**Instruction**
Each line that holds the word "marker" is to be identified and copied.

**Supplied records**
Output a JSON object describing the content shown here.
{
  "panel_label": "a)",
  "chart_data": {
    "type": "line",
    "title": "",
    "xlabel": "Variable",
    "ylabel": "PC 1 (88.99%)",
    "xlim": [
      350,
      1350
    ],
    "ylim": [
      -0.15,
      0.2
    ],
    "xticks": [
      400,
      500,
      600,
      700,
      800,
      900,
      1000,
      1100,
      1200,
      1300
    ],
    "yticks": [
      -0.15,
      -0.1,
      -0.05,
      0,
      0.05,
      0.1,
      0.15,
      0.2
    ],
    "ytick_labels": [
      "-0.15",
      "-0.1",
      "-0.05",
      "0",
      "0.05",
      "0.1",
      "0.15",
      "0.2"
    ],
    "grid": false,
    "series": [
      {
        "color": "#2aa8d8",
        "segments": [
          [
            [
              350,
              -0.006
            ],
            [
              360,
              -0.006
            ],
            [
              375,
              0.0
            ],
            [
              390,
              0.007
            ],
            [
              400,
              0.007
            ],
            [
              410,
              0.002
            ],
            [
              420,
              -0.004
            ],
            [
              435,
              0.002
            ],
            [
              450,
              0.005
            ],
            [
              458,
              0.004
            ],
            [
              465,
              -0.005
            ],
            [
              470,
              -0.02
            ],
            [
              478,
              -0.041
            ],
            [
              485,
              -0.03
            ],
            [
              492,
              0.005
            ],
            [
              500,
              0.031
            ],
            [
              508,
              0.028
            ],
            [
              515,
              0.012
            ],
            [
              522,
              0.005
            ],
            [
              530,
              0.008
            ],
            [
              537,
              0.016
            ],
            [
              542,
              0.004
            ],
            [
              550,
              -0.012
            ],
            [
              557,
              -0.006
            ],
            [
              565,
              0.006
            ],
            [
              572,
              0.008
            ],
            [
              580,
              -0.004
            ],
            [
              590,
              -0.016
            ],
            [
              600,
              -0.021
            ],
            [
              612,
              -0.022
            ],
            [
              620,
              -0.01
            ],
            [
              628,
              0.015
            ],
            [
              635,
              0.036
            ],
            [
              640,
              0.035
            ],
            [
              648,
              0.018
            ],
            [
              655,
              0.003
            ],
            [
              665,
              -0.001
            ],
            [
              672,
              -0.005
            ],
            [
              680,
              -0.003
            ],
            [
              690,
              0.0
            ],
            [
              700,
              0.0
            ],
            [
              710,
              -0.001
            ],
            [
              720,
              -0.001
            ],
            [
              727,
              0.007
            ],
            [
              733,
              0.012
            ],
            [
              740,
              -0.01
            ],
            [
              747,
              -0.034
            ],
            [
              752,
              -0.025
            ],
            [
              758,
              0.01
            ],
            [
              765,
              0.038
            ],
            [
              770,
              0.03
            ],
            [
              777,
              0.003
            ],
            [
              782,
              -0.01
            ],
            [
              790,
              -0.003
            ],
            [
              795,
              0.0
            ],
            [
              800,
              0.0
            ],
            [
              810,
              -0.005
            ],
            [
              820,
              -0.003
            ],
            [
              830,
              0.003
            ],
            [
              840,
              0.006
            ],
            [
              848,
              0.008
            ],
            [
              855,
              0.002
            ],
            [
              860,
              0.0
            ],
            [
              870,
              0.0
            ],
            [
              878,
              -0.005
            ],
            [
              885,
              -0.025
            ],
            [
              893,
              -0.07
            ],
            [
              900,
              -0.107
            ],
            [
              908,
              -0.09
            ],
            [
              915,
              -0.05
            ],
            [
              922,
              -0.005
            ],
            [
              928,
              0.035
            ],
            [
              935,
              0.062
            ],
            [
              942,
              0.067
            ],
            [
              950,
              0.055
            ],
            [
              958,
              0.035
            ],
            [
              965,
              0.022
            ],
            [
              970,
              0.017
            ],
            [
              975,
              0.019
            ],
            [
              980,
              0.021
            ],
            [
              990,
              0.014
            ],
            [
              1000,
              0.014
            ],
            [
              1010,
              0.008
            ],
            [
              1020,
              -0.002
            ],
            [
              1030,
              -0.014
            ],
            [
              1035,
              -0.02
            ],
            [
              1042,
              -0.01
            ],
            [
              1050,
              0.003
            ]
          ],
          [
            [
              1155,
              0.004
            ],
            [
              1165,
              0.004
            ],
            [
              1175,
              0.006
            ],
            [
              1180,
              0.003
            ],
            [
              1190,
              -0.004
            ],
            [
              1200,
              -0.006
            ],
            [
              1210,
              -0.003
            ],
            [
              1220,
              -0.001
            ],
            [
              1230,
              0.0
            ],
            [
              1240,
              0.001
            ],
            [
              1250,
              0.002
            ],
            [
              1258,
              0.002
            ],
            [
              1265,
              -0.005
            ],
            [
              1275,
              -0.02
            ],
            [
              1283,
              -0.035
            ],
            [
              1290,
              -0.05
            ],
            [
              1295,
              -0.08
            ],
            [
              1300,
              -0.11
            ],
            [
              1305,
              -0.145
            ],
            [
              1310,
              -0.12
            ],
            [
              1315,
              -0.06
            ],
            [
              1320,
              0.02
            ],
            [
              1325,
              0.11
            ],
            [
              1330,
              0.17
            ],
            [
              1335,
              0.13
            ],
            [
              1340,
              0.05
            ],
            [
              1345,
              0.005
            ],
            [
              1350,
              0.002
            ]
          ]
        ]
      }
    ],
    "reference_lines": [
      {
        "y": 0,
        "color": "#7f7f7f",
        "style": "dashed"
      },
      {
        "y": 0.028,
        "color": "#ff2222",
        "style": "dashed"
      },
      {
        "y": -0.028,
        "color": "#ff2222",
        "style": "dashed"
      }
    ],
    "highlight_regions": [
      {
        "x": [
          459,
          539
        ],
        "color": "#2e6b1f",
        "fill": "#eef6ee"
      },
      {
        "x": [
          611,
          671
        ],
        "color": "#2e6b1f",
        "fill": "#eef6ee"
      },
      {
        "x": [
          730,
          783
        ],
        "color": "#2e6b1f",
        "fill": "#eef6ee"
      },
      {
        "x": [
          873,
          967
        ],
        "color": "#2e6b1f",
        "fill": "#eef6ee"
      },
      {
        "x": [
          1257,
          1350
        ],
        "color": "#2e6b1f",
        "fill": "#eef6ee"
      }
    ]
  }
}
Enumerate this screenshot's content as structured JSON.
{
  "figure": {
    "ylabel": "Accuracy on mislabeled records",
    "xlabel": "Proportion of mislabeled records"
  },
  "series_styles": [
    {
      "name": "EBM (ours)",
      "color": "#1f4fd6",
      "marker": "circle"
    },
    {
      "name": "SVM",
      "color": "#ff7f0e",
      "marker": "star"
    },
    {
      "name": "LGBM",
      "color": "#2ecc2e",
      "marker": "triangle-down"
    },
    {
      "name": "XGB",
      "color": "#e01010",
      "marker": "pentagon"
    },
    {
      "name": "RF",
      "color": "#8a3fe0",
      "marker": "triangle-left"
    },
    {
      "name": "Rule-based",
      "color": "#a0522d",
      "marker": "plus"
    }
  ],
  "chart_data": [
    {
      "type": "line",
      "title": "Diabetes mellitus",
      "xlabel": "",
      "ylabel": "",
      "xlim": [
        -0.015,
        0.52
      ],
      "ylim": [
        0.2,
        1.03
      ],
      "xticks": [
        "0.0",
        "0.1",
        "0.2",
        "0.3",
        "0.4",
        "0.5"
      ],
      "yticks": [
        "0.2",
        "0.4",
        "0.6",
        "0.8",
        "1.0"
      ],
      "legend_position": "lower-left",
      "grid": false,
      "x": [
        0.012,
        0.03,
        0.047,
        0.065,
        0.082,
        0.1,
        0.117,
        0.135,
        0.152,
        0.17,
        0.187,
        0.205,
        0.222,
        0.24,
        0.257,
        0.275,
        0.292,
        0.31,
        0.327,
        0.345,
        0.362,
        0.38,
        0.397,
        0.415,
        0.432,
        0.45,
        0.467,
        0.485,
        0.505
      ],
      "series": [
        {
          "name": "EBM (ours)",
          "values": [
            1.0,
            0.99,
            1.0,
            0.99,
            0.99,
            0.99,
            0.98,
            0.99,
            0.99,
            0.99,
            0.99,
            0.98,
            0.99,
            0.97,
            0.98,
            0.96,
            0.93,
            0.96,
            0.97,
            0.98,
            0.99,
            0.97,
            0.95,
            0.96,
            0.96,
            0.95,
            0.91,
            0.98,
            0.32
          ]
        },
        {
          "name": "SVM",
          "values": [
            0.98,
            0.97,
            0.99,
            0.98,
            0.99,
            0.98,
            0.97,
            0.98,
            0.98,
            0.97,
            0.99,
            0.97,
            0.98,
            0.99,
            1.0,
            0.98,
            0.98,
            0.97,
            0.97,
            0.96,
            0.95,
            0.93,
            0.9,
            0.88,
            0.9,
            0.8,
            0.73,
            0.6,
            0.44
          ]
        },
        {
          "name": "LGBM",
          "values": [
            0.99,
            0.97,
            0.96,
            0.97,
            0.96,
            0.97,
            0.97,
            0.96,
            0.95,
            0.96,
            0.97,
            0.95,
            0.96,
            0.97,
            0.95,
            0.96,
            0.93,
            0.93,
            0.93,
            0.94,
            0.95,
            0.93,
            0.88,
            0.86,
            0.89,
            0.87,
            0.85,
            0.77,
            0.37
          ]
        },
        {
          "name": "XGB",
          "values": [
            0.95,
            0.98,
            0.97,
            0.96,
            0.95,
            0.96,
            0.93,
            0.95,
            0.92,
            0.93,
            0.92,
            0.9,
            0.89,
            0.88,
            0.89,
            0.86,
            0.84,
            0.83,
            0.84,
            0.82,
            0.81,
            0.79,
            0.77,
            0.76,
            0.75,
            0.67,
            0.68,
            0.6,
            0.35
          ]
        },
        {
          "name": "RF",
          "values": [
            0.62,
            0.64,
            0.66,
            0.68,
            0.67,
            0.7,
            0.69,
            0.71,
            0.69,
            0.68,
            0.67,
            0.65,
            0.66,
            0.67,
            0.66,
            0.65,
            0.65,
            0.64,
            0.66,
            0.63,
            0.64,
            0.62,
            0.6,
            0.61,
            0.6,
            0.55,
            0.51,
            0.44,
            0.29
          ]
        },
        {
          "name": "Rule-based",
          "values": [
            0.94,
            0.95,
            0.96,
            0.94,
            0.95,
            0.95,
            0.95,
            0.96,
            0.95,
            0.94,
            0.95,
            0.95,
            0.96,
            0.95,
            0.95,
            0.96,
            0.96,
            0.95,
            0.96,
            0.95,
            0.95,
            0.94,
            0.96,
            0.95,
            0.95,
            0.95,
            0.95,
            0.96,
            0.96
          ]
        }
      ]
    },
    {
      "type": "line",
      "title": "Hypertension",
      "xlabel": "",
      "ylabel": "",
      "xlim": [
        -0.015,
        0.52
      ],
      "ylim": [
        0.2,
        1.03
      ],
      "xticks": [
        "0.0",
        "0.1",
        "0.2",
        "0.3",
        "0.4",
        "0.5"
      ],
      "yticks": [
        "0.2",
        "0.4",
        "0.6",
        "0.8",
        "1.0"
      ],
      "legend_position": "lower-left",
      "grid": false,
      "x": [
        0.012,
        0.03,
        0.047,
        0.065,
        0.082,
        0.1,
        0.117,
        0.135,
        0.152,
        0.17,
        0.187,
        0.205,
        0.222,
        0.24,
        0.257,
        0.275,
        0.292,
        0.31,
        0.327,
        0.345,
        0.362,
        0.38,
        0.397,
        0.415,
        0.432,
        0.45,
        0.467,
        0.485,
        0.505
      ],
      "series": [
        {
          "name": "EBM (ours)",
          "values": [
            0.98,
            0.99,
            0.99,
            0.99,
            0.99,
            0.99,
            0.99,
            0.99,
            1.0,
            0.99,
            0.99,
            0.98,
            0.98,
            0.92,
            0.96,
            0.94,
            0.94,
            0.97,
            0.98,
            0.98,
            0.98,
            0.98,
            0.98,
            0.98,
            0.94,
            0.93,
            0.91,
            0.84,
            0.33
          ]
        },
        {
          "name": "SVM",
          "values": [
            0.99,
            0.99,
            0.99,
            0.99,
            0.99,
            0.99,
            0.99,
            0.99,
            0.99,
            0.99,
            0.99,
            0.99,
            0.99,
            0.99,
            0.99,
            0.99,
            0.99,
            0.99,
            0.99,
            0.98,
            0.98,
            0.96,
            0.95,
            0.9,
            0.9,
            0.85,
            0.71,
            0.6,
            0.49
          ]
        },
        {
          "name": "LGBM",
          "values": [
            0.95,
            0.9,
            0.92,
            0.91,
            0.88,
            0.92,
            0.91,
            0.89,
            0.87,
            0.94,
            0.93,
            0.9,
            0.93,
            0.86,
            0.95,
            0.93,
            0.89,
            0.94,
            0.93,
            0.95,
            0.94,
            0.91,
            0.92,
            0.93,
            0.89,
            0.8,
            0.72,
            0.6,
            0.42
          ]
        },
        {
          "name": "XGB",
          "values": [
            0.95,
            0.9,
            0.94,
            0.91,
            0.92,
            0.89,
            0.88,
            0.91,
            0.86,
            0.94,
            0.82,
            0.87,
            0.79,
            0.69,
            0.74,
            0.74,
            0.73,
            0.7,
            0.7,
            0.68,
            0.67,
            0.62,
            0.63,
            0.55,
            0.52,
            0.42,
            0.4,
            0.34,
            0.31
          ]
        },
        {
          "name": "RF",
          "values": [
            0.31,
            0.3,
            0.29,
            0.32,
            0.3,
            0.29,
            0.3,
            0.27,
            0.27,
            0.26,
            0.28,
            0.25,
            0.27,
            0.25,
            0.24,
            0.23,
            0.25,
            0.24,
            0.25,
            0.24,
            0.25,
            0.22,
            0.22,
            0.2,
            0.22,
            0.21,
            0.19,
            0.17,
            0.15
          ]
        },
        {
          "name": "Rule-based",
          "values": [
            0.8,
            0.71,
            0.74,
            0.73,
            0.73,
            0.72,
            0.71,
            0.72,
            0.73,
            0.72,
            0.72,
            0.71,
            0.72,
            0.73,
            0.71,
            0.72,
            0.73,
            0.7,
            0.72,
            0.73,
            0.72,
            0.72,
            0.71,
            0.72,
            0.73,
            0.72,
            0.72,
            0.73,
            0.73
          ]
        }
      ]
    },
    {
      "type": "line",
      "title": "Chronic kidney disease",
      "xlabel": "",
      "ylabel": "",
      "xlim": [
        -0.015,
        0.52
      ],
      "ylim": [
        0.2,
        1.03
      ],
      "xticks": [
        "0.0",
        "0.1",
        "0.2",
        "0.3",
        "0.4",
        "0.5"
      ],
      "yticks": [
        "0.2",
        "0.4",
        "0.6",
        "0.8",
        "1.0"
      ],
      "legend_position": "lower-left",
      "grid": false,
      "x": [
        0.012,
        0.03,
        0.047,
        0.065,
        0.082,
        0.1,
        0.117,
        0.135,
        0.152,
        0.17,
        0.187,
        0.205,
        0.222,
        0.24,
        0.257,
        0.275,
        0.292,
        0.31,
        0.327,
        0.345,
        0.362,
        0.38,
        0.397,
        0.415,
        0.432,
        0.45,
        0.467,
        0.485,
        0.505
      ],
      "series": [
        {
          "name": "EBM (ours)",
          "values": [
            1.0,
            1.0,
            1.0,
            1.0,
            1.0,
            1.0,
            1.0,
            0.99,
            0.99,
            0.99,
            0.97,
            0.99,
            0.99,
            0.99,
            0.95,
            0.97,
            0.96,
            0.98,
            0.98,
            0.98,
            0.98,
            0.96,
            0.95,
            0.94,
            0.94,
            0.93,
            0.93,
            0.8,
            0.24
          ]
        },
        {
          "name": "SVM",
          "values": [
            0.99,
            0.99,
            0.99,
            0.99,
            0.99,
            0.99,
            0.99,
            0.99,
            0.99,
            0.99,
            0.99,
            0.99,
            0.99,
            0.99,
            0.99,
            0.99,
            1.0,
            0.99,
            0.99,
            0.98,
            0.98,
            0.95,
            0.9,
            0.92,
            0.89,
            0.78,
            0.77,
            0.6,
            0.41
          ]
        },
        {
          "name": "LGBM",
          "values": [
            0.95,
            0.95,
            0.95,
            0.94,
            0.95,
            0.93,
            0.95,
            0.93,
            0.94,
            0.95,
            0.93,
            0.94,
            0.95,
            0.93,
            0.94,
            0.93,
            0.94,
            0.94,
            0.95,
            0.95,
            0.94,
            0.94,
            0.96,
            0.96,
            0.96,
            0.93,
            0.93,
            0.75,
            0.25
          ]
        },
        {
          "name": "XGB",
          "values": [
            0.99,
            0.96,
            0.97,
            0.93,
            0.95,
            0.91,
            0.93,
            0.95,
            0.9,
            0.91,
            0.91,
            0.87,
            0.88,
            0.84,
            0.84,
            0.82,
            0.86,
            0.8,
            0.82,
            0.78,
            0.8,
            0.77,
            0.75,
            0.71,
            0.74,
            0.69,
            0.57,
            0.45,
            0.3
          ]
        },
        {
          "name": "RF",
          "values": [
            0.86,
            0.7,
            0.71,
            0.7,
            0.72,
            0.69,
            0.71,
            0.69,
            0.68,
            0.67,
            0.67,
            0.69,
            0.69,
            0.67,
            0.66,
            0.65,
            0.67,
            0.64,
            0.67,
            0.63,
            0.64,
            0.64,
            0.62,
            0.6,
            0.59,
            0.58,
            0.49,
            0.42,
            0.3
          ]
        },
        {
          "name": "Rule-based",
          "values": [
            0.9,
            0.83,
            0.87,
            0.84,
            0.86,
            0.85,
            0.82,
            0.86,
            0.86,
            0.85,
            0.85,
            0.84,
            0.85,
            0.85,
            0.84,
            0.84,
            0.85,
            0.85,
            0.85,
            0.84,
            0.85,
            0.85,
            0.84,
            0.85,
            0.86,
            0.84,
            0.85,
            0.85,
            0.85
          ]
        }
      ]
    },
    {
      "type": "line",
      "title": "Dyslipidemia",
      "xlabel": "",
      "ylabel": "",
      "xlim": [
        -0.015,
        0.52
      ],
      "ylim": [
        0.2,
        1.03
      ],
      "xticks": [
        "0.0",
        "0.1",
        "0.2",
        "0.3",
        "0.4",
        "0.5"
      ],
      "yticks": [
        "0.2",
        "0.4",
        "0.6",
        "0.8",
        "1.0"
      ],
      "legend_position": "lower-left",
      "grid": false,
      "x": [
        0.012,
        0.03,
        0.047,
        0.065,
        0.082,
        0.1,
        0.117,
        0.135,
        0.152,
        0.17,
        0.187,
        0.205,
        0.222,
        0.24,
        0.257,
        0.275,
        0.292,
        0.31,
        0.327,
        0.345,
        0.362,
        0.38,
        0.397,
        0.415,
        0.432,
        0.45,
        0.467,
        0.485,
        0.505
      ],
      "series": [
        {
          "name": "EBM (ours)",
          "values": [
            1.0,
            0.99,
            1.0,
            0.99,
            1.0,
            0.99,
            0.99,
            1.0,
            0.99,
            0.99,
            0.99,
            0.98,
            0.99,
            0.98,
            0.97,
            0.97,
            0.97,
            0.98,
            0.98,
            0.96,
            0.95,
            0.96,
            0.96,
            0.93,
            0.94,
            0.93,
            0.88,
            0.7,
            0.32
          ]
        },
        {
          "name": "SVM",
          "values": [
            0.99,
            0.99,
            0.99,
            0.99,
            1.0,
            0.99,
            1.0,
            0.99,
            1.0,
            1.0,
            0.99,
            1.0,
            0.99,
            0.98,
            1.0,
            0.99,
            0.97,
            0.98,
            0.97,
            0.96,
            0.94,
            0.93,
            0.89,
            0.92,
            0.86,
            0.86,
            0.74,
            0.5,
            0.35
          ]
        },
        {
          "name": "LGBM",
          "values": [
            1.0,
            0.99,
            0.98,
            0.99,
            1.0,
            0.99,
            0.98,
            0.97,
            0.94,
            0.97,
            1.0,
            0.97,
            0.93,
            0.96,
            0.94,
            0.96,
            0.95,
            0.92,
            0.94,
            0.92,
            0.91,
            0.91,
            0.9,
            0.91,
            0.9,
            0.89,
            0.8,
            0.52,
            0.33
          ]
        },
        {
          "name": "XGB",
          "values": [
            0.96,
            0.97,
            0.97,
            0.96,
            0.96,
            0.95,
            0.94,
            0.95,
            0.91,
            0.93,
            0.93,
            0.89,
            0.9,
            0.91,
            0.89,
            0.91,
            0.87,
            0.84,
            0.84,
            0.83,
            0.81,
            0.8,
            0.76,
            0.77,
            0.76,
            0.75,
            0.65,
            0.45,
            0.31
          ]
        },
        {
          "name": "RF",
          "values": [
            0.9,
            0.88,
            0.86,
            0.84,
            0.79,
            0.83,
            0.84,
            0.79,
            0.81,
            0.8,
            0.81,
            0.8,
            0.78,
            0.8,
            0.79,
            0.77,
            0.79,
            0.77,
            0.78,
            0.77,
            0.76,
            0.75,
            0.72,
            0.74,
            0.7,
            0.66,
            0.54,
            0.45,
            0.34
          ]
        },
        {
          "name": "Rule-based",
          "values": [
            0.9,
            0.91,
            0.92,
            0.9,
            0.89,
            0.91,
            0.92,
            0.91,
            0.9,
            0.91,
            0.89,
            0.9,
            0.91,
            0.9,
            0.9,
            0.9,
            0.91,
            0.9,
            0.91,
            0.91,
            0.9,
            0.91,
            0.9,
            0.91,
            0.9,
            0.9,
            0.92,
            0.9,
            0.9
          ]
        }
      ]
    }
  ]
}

**Task result**
      "marker": "circle"
      "marker": "star"
      "marker": "triangle-down"
      "marker": "pentagon"
      "marker": "triangle-left"
      "marker": "plus"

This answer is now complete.